Given data start

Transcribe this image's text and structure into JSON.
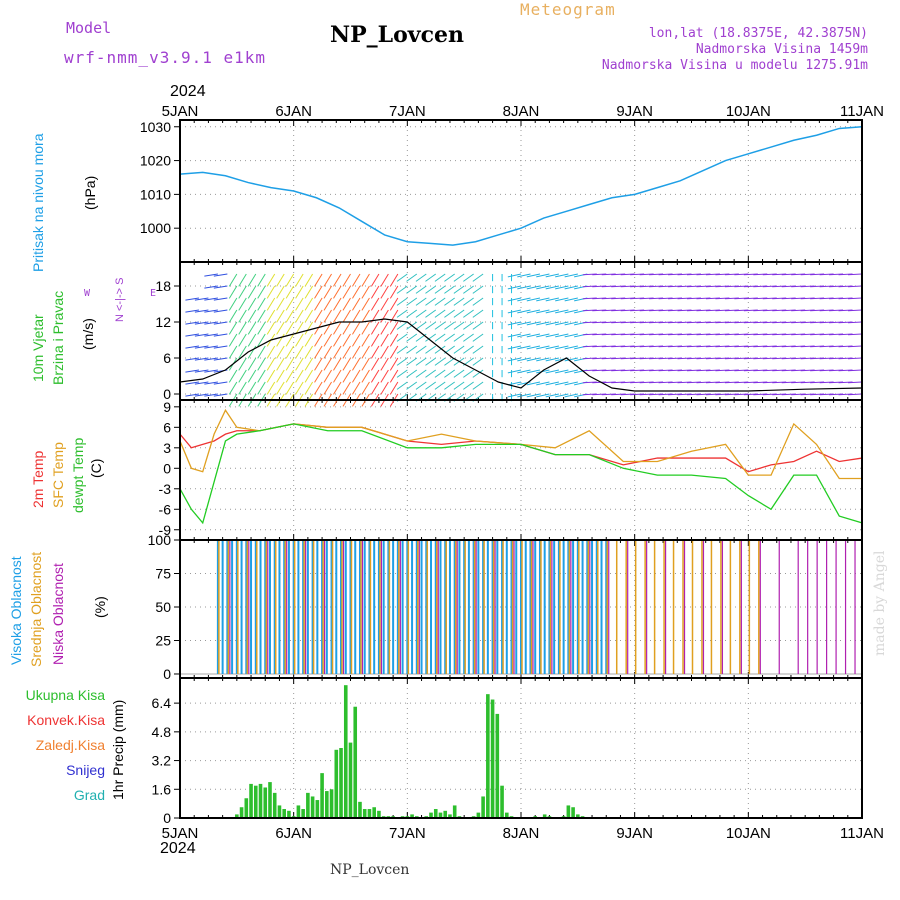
{
  "header": {
    "model_label": "Model",
    "model_name": "wrf-nmm_v3.9.1 e1km",
    "station": "NP_Lovcen",
    "meteogram": "Meteogram",
    "lonlat": "lon,lat (18.8375E, 42.3875N)",
    "elevation": "Nadmorska Visina 1459m",
    "model_elevation": "Nadmorska Visina u modelu 1275.91m",
    "footer_station": "NP_Lovcen",
    "watermark": "made by Angel"
  },
  "axis": {
    "year_top": "2024",
    "year_bottom": "2024",
    "date_labels": [
      "5JAN",
      "6JAN",
      "7JAN",
      "8JAN",
      "9JAN",
      "10JAN",
      "11JAN"
    ]
  },
  "panel_labels": {
    "pressure": [
      "Pritisak na nivou mora",
      "(hPa)"
    ],
    "wind": [
      "10m Vjetar",
      "Brzina i Pravac",
      "(m/s)"
    ],
    "wind_compass": "N <-|-> S",
    "wind_compass_w": "W",
    "wind_compass_e": "E",
    "temp": [
      "2m Temp",
      "SFC Temp",
      "dewpt Temp",
      "(C)"
    ],
    "cloud": [
      "Visoka Oblacnost",
      "Srednja Oblacnost",
      "Niska Oblacnost",
      "(%)"
    ],
    "precip_legend": [
      "Ukupna Kisa",
      "Konvek.Kisa",
      "Zaledj.Kisa",
      "Snijeg",
      "Grad"
    ],
    "precip_unit": "1hr Precip (mm)"
  },
  "colors": {
    "pressure": "#1e9fe6",
    "temp2m": "#ee3333",
    "sfc": "#e0a020",
    "dewpt": "#22cc22",
    "high_cloud": "#1e9fe6",
    "mid_cloud": "#e0a020",
    "low_cloud": "#b020b0",
    "total_precip": "#2dbe2d",
    "conv": "#ee3333",
    "frozen": "#f08030",
    "snow": "#3030d0",
    "hail": "#20b0b0",
    "header_purple": "#a040d0",
    "meteogram": "#e8b060"
  },
  "chart_data": [
    {
      "type": "line",
      "name": "pressure",
      "ylabel": "(hPa)",
      "ylim": [
        990,
        1032
      ],
      "yticks": [
        1000,
        1010,
        1020,
        1030
      ],
      "x_days": [
        0,
        0.2,
        0.4,
        0.6,
        0.8,
        1.0,
        1.2,
        1.4,
        1.6,
        1.8,
        2.0,
        2.2,
        2.4,
        2.6,
        2.8,
        3.0,
        3.2,
        3.4,
        3.6,
        3.8,
        4.0,
        4.2,
        4.4,
        4.6,
        4.8,
        5.0,
        5.2,
        5.4,
        5.6,
        5.8,
        6.0
      ],
      "values": [
        1016,
        1016.5,
        1015.5,
        1013.5,
        1012,
        1011,
        1009,
        1006,
        1002,
        998,
        996,
        995.5,
        995,
        996,
        998,
        1000,
        1003,
        1005,
        1007,
        1009,
        1010,
        1012,
        1014,
        1017,
        1020,
        1022,
        1024,
        1026,
        1027.5,
        1029.5,
        1030
      ]
    },
    {
      "type": "line",
      "name": "wind",
      "ylabel": "(m/s)",
      "ylim": [
        -1,
        22
      ],
      "yticks": [
        0,
        6,
        12,
        18
      ],
      "x_days": [
        0,
        0.2,
        0.4,
        0.6,
        0.8,
        1.0,
        1.2,
        1.4,
        1.6,
        1.8,
        2.0,
        2.2,
        2.4,
        2.6,
        2.8,
        3.0,
        3.2,
        3.4,
        3.6,
        3.8,
        4.0,
        4.5,
        5.0,
        5.5,
        6.0
      ],
      "values": [
        2,
        2.5,
        4,
        7,
        9,
        10,
        11,
        12,
        12,
        12.5,
        12,
        9,
        6,
        4,
        2,
        1,
        4,
        6,
        3,
        1,
        0.5,
        0.5,
        0.5,
        0.8,
        1
      ]
    },
    {
      "type": "line",
      "name": "temperature",
      "ylabel": "(C)",
      "ylim": [
        -10.5,
        10
      ],
      "yticks": [
        -9,
        -6,
        -3,
        0,
        3,
        6,
        9
      ],
      "x_days": [
        0,
        0.1,
        0.2,
        0.3,
        0.4,
        0.5,
        0.7,
        1.0,
        1.3,
        1.6,
        2.0,
        2.3,
        2.6,
        3.0,
        3.3,
        3.6,
        3.9,
        4.2,
        4.5,
        4.8,
        5.0,
        5.2,
        5.4,
        5.6,
        5.8,
        6.0
      ],
      "series": [
        {
          "name": "2m Temp",
          "values": [
            5,
            3,
            3.5,
            4,
            5,
            5.5,
            5.5,
            6.5,
            6,
            6,
            4,
            3.5,
            4,
            3.5,
            2,
            2,
            0.5,
            1.5,
            1.5,
            1.5,
            -0.5,
            0.5,
            1,
            2.5,
            1,
            1.5
          ]
        },
        {
          "name": "SFC Temp",
          "values": [
            4,
            0,
            -0.5,
            5,
            8.5,
            6,
            5.5,
            6.5,
            6,
            6,
            4,
            5,
            4,
            3.5,
            3,
            5.5,
            1,
            1,
            2.5,
            3.5,
            -1,
            -1,
            6.5,
            3.5,
            -1.5,
            -1.5
          ]
        },
        {
          "name": "dewpt Temp",
          "values": [
            -3,
            -6,
            -8,
            -2,
            4,
            5,
            5.5,
            6.5,
            5.5,
            5.5,
            3,
            3,
            3.5,
            3.5,
            2,
            2,
            0,
            -1,
            -1,
            -1.5,
            -4,
            -6,
            -1,
            -1,
            -7,
            -8
          ]
        }
      ]
    },
    {
      "type": "bar",
      "name": "cloud_cover",
      "ylabel": "(%)",
      "ylim": [
        -3,
        100
      ],
      "yticks": [
        0,
        25,
        50,
        75,
        100
      ],
      "note_series": [
        "Visoka Oblacnost",
        "Srednja Oblacnost",
        "Niska Oblacnost"
      ],
      "high_hours": [
        8,
        9,
        10,
        11,
        12,
        13,
        14,
        15,
        16,
        17,
        18,
        19,
        20,
        21,
        22,
        23,
        24,
        25,
        26,
        27,
        28,
        29,
        30,
        31,
        32,
        33,
        34,
        35,
        36,
        37,
        38,
        39,
        40,
        41,
        42,
        43,
        44,
        45,
        46,
        47,
        48,
        49,
        50,
        51,
        52,
        53,
        54,
        55,
        56,
        57,
        58,
        59,
        60,
        61,
        62,
        63,
        64,
        65,
        66,
        67,
        68,
        69,
        70,
        71,
        72,
        73,
        74,
        75,
        76,
        77,
        78,
        79,
        80,
        81,
        82,
        83,
        84,
        85,
        86,
        87,
        88,
        89,
        90
      ],
      "mid_hours": [
        8,
        10,
        12,
        14,
        16,
        18,
        20,
        22,
        24,
        26,
        28,
        30,
        32,
        34,
        36,
        38,
        40,
        42,
        44,
        46,
        48,
        50,
        52,
        54,
        56,
        58,
        60,
        62,
        64,
        66,
        68,
        70,
        72,
        74,
        76,
        78,
        80,
        82,
        84,
        86,
        88,
        90,
        92,
        94,
        96,
        98,
        100,
        102,
        104,
        106,
        108,
        110,
        112,
        114,
        116,
        118,
        120,
        122
      ],
      "low_hours": [
        10,
        14,
        18,
        22,
        26,
        30,
        34,
        38,
        42,
        46,
        50,
        54,
        58,
        62,
        66,
        70,
        74,
        78,
        82,
        86,
        90,
        94,
        98,
        102,
        106,
        110,
        114,
        118,
        122,
        126,
        130,
        132,
        134,
        136,
        138,
        140,
        142
      ],
      "value": 100
    },
    {
      "type": "bar",
      "name": "precipitation",
      "ylabel": "1hr Precip (mm)",
      "ylim": [
        0,
        7.8
      ],
      "yticks": [
        0,
        1.6,
        3.2,
        4.8,
        6.4
      ],
      "hours": [
        12,
        13,
        14,
        15,
        16,
        17,
        18,
        19,
        20,
        21,
        22,
        23,
        24,
        25,
        26,
        27,
        28,
        29,
        30,
        31,
        32,
        33,
        34,
        35,
        36,
        37,
        38,
        39,
        40,
        41,
        42,
        43,
        44,
        45,
        46,
        47,
        48,
        49,
        50,
        51,
        52,
        53,
        54,
        55,
        56,
        57,
        58,
        59,
        60,
        61,
        62,
        63,
        64,
        65,
        66,
        67,
        68,
        69,
        70,
        71,
        72,
        73,
        74,
        75,
        76,
        77,
        78,
        79,
        80,
        81,
        82,
        83,
        84,
        85,
        86,
        87,
        88,
        89,
        90,
        91,
        92,
        93,
        94,
        95,
        96
      ],
      "values": [
        0.2,
        0.6,
        1.1,
        1.9,
        1.8,
        1.9,
        1.7,
        2.0,
        1.4,
        0.7,
        0.5,
        0.4,
        0.1,
        0.7,
        0.5,
        1.4,
        1.2,
        1.0,
        2.5,
        1.5,
        1.6,
        3.8,
        3.9,
        7.4,
        4.2,
        6.2,
        0.9,
        0.5,
        0.5,
        0.6,
        0.4,
        0.1,
        0.1,
        0.1,
        0.0,
        0.1,
        0.1,
        0.2,
        0.1,
        0.0,
        0.1,
        0.3,
        0.5,
        0.3,
        0.4,
        0.2,
        0.7,
        0.1,
        0.0,
        0.0,
        0.1,
        0.3,
        1.2,
        6.9,
        6.6,
        5.8,
        1.8,
        0.3,
        0.1,
        0.0,
        0.0,
        0.0,
        0.0,
        0.1,
        0.0,
        0.2,
        0.1,
        0.0,
        0.0,
        0.1,
        0.7,
        0.6,
        0.2,
        0.1,
        0.0,
        0.0,
        0.0,
        0.0,
        0.0,
        0.0,
        0.0,
        0.0,
        0.0,
        0.0,
        0.0
      ]
    }
  ]
}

Given data end

* _Brief_
Of the lines in this material, state how many hold the string "dewpt". Write no other words.

* _Result of the task_
3